# RECORDS SHOWN:
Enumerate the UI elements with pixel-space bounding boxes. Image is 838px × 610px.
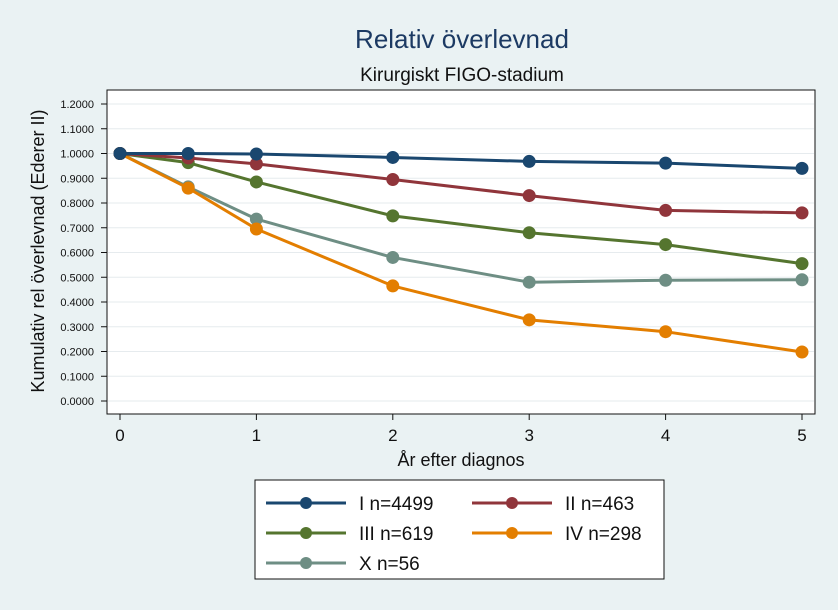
y-tick-label: 0.6000 — [60, 248, 94, 260]
y-tick-label: 1.0000 — [60, 149, 94, 161]
data-point — [659, 238, 673, 252]
data-point — [795, 206, 809, 220]
x-tick-label: 3 — [524, 426, 533, 445]
data-point — [249, 222, 263, 236]
data-point — [659, 203, 673, 217]
legend-item: III n=619 — [266, 524, 433, 545]
data-point — [659, 156, 673, 170]
data-point — [249, 175, 263, 189]
y-tick-label: 0.4000 — [60, 297, 94, 309]
y-tick-label: 0.1000 — [60, 371, 94, 383]
data-point — [522, 313, 536, 327]
chart-subtitle: Kirurgiskt FIGO-stadium — [360, 65, 564, 86]
series-I — [113, 147, 809, 175]
x-tick-label: 1 — [252, 426, 261, 445]
legend-swatch-marker — [300, 527, 312, 539]
legend-item: I n=4499 — [266, 494, 434, 515]
x-tick-label: 2 — [388, 426, 397, 445]
legend: I n=4499 II n=463 III n=619 IV n=298 X n=56 — [266, 494, 642, 575]
data-point — [386, 250, 400, 264]
data-point — [181, 181, 195, 195]
legend-item: X n=56 — [266, 554, 420, 575]
x-tick-label: 0 — [115, 426, 124, 445]
data-point — [113, 147, 127, 160]
legend-label: IV n=298 — [565, 524, 642, 545]
data-point — [386, 209, 400, 223]
x-tick-label: 4 — [661, 426, 670, 445]
y-tick-label: 1.1000 — [60, 124, 94, 136]
legend-label: X n=56 — [359, 554, 420, 575]
x-tick-label: 5 — [797, 426, 806, 445]
data-point — [522, 189, 536, 203]
legend-swatch-marker — [506, 497, 518, 509]
legend-label: III n=619 — [359, 524, 433, 545]
y-axis: 0.0000 0.1000 0.2000 0.3000 0.4000 0.5000 0.60… — [60, 99, 107, 408]
y-axis-label: Kumulativ rel överlevnad (Ederer II) — [28, 109, 48, 392]
data-point — [522, 226, 536, 240]
series-lines — [113, 147, 809, 359]
data-point — [795, 161, 809, 175]
data-point — [386, 279, 400, 293]
x-axis: 0 1 2 3 4 5 — [115, 414, 807, 445]
legend-item: IV n=298 — [472, 524, 642, 545]
legend-label: II n=463 — [565, 494, 634, 515]
data-point — [386, 150, 400, 164]
y-tick-label: 1.2000 — [60, 99, 94, 111]
y-tick-label: 0.8000 — [60, 198, 94, 210]
data-point — [659, 325, 673, 339]
y-tick-label: 0.7000 — [60, 223, 94, 235]
legend-label: I n=4499 — [359, 494, 434, 515]
chart-title: Relativ överlevnad — [355, 24, 569, 54]
data-point — [249, 147, 263, 161]
data-point — [522, 154, 536, 168]
data-point — [795, 345, 809, 359]
legend-swatch-marker — [300, 557, 312, 569]
y-tick-label: 0.0000 — [60, 396, 94, 408]
data-point — [659, 273, 673, 287]
data-point — [795, 257, 809, 271]
legend-swatch-marker — [506, 527, 518, 539]
y-tick-label: 0.5000 — [60, 272, 94, 284]
data-point — [386, 172, 400, 186]
legend-item: II n=463 — [472, 494, 634, 515]
x-axis-label: År efter diagnos — [397, 450, 524, 470]
legend-swatch-marker — [300, 497, 312, 509]
data-point — [522, 275, 536, 289]
y-tick-label: 0.3000 — [60, 322, 94, 334]
data-point — [795, 273, 809, 287]
data-point — [181, 147, 195, 160]
y-tick-label: 0.2000 — [60, 347, 94, 359]
y-tick-label: 0.9000 — [60, 173, 94, 185]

# STATED TASK:
Reproduce every line of the records above without any alteration, omitting the pictures from your output.

# EXERCISE OUTPUT:
Enumerate the UI elements with pixel-space bounding boxes. Image is 838px × 610px.
y-tick-label: 0.6000 — [60, 248, 94, 260]
y-tick-label: 1.0000 — [60, 149, 94, 161]
data-point — [659, 238, 673, 252]
data-point — [795, 206, 809, 220]
x-tick-label: 3 — [524, 426, 533, 445]
data-point — [249, 222, 263, 236]
data-point — [659, 203, 673, 217]
legend-item: III n=619 — [266, 524, 433, 545]
data-point — [659, 156, 673, 170]
data-point — [249, 175, 263, 189]
y-tick-label: 0.4000 — [60, 297, 94, 309]
y-tick-label: 0.1000 — [60, 371, 94, 383]
data-point — [522, 313, 536, 327]
chart-subtitle: Kirurgiskt FIGO-stadium — [360, 65, 564, 86]
series-I — [113, 147, 809, 175]
x-tick-label: 1 — [252, 426, 261, 445]
legend-swatch-marker — [300, 527, 312, 539]
legend-item: I n=4499 — [266, 494, 434, 515]
x-tick-label: 2 — [388, 426, 397, 445]
legend: I n=4499 II n=463 III n=619 IV n=298 X n=56 — [266, 494, 642, 575]
data-point — [386, 250, 400, 264]
data-point — [181, 181, 195, 195]
legend-item: X n=56 — [266, 554, 420, 575]
x-tick-label: 0 — [115, 426, 124, 445]
data-point — [113, 147, 127, 160]
legend-label: IV n=298 — [565, 524, 642, 545]
data-point — [386, 209, 400, 223]
x-tick-label: 4 — [661, 426, 670, 445]
y-tick-label: 1.1000 — [60, 124, 94, 136]
legend-label: X n=56 — [359, 554, 420, 575]
x-tick-label: 5 — [797, 426, 806, 445]
data-point — [522, 189, 536, 203]
legend-swatch-marker — [506, 497, 518, 509]
legend-label: III n=619 — [359, 524, 433, 545]
y-axis: 0.0000 0.1000 0.2000 0.3000 0.4000 0.5000 0.60… — [60, 99, 107, 408]
y-axis-label: Kumulativ rel överlevnad (Ederer II) — [28, 109, 48, 392]
data-point — [522, 226, 536, 240]
series-lines — [113, 147, 809, 359]
data-point — [795, 161, 809, 175]
data-point — [386, 279, 400, 293]
x-axis: 0 1 2 3 4 5 — [115, 414, 807, 445]
legend-item: IV n=298 — [472, 524, 642, 545]
legend-label: II n=463 — [565, 494, 634, 515]
data-point — [386, 150, 400, 164]
y-tick-label: 1.2000 — [60, 99, 94, 111]
y-tick-label: 0.8000 — [60, 198, 94, 210]
data-point — [659, 325, 673, 339]
y-tick-label: 0.7000 — [60, 223, 94, 235]
legend-label: I n=4499 — [359, 494, 434, 515]
chart-title: Relativ överlevnad — [355, 24, 569, 54]
data-point — [249, 147, 263, 161]
data-point — [522, 154, 536, 168]
data-point — [795, 345, 809, 359]
legend-swatch-marker — [300, 557, 312, 569]
y-tick-label: 0.0000 — [60, 396, 94, 408]
data-point — [659, 273, 673, 287]
data-point — [795, 257, 809, 271]
legend-swatch-marker — [506, 527, 518, 539]
y-tick-label: 0.5000 — [60, 272, 94, 284]
data-point — [386, 172, 400, 186]
legend-item: II n=463 — [472, 494, 634, 515]
x-axis-label: År efter diagnos — [397, 450, 524, 470]
legend-swatch-marker — [300, 497, 312, 509]
data-point — [522, 275, 536, 289]
y-tick-label: 0.3000 — [60, 322, 94, 334]
data-point — [795, 273, 809, 287]
data-point — [181, 147, 195, 160]
y-tick-label: 0.2000 — [60, 347, 94, 359]
y-tick-label: 0.9000 — [60, 173, 94, 185]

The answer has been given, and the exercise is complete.